AIM:
Lines holding the string "power" are the ones to copy; find them all in the data.
:: INFORMATION SHOWN ::
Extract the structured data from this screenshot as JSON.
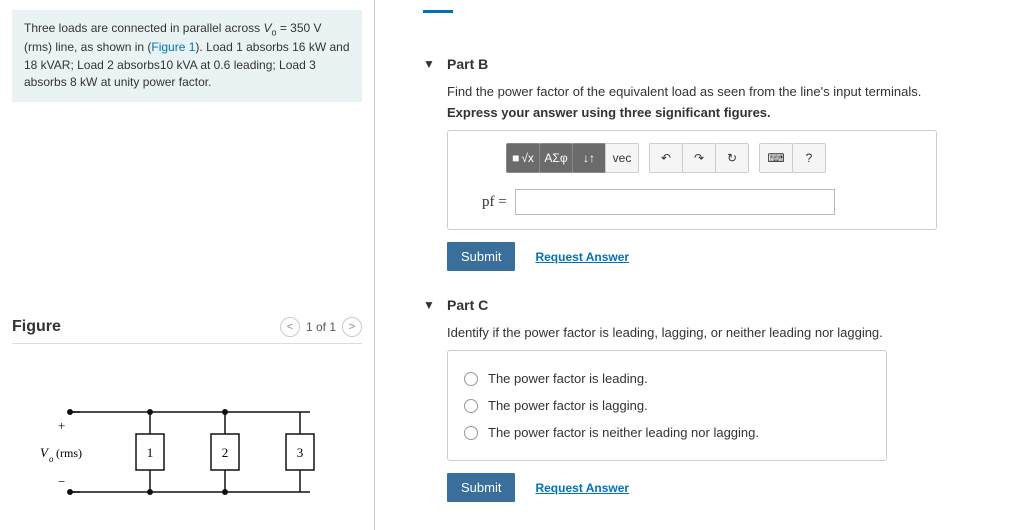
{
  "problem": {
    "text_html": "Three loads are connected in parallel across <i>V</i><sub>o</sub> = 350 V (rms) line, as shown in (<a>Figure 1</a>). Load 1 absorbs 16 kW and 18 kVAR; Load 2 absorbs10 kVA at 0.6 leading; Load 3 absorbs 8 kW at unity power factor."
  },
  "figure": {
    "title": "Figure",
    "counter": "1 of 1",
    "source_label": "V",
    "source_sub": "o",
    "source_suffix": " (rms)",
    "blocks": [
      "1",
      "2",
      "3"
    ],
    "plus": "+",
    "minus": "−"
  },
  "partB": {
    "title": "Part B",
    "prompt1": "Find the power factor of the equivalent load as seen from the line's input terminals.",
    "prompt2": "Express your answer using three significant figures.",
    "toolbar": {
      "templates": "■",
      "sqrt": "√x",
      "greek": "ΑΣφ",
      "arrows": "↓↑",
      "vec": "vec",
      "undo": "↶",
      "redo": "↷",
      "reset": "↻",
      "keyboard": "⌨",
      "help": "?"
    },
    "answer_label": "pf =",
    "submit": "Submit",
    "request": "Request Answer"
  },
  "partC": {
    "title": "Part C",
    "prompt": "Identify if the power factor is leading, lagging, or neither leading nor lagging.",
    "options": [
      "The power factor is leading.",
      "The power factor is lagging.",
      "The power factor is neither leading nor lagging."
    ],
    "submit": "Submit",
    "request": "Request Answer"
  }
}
:::
:: INFORMATION SHOWN ::
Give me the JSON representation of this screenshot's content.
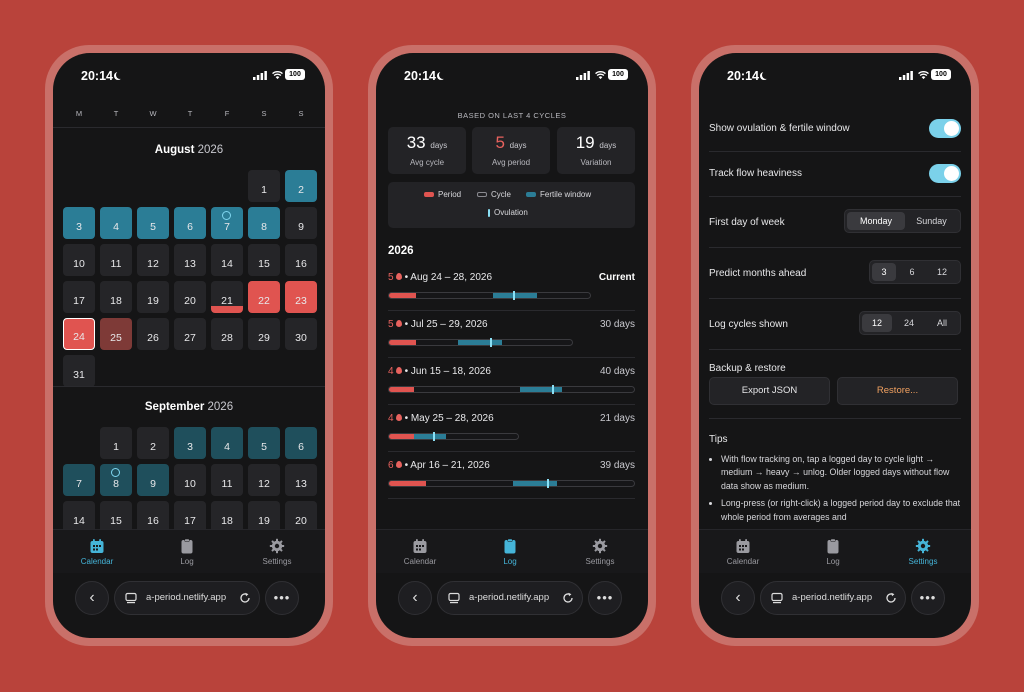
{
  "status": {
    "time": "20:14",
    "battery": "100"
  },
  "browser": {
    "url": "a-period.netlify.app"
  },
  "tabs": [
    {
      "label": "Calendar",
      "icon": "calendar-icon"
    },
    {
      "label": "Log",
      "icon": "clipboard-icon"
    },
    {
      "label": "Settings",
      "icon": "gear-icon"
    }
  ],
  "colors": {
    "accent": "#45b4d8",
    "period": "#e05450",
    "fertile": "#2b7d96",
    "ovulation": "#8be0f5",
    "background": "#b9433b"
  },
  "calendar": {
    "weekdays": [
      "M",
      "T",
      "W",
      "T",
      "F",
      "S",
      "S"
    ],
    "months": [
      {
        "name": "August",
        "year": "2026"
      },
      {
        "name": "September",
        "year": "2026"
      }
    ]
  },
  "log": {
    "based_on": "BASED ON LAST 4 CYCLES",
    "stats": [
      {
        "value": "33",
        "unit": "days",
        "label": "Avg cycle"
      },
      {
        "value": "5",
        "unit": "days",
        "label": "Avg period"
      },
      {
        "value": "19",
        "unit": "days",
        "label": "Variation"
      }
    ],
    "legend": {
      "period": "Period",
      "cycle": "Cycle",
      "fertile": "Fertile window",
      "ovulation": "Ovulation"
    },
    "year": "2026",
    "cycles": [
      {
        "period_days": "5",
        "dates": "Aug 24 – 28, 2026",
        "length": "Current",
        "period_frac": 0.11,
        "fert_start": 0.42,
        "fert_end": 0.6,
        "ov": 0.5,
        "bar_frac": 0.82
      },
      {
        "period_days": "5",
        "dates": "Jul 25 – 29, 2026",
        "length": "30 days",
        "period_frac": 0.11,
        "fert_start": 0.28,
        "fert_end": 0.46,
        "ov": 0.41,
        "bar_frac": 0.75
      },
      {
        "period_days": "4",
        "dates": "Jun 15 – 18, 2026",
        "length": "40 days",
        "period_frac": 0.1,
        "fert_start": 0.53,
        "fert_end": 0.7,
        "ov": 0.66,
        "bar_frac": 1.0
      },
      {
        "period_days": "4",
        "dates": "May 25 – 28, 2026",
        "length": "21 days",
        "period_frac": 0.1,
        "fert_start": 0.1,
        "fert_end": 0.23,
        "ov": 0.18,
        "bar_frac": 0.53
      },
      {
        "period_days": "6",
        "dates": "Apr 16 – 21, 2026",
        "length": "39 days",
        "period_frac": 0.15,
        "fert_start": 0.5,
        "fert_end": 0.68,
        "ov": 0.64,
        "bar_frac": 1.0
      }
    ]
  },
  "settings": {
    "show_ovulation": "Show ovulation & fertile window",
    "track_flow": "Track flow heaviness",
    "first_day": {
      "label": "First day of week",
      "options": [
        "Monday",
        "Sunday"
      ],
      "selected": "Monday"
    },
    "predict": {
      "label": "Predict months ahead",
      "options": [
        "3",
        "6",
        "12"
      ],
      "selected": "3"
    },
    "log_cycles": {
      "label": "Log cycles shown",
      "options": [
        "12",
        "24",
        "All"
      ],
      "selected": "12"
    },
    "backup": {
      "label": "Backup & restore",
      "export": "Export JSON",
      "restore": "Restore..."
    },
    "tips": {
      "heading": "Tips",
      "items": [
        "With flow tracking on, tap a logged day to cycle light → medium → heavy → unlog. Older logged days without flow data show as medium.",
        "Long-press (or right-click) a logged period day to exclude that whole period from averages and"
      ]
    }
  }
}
:::
:: INFORMATION SHOWN ::
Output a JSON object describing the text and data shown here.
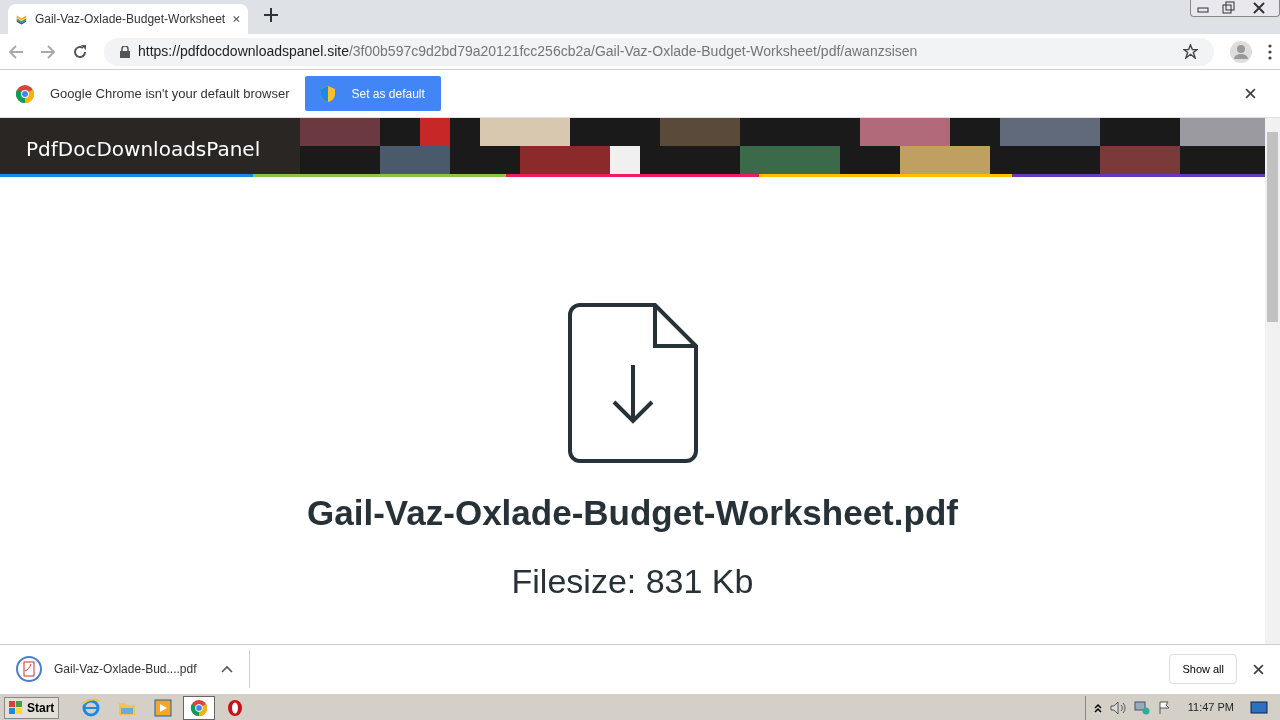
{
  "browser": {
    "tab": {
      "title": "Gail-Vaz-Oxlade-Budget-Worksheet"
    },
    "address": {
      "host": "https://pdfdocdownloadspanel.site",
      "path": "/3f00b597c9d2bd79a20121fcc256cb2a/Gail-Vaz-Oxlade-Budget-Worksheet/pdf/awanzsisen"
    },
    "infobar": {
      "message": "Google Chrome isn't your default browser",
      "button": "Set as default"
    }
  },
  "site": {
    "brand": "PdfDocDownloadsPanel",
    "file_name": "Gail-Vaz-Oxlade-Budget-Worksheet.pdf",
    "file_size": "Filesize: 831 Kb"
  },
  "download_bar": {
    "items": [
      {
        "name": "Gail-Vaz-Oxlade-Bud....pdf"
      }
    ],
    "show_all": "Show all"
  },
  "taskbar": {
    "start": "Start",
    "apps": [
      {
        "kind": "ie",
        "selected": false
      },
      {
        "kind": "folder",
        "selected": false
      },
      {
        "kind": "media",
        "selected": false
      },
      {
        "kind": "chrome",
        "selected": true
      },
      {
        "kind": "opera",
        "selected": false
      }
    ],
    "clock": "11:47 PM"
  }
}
:::
THE SOLUTION:
    "text_html": "Three loads are connected in parallel across <i>V</i><sub>o</sub> = 350 V (rms) line, as shown in (<a>Figure 1</a>). Load 1 absorbs 16 kW and 18 kVAR; Load 2 absorbs10 kVA at 0.6 leading; Load 3 absorbs 8 kW at unity power factor."
    "prompt1": "Find the power factor of the equivalent load as seen from the line's input terminals.",
    "prompt": "Identify if the power factor is leading, lagging, or neither leading nor lagging.",
      "The power factor is leading.",
      "The power factor is lagging.",
      "The power factor is neither leading nor lagging."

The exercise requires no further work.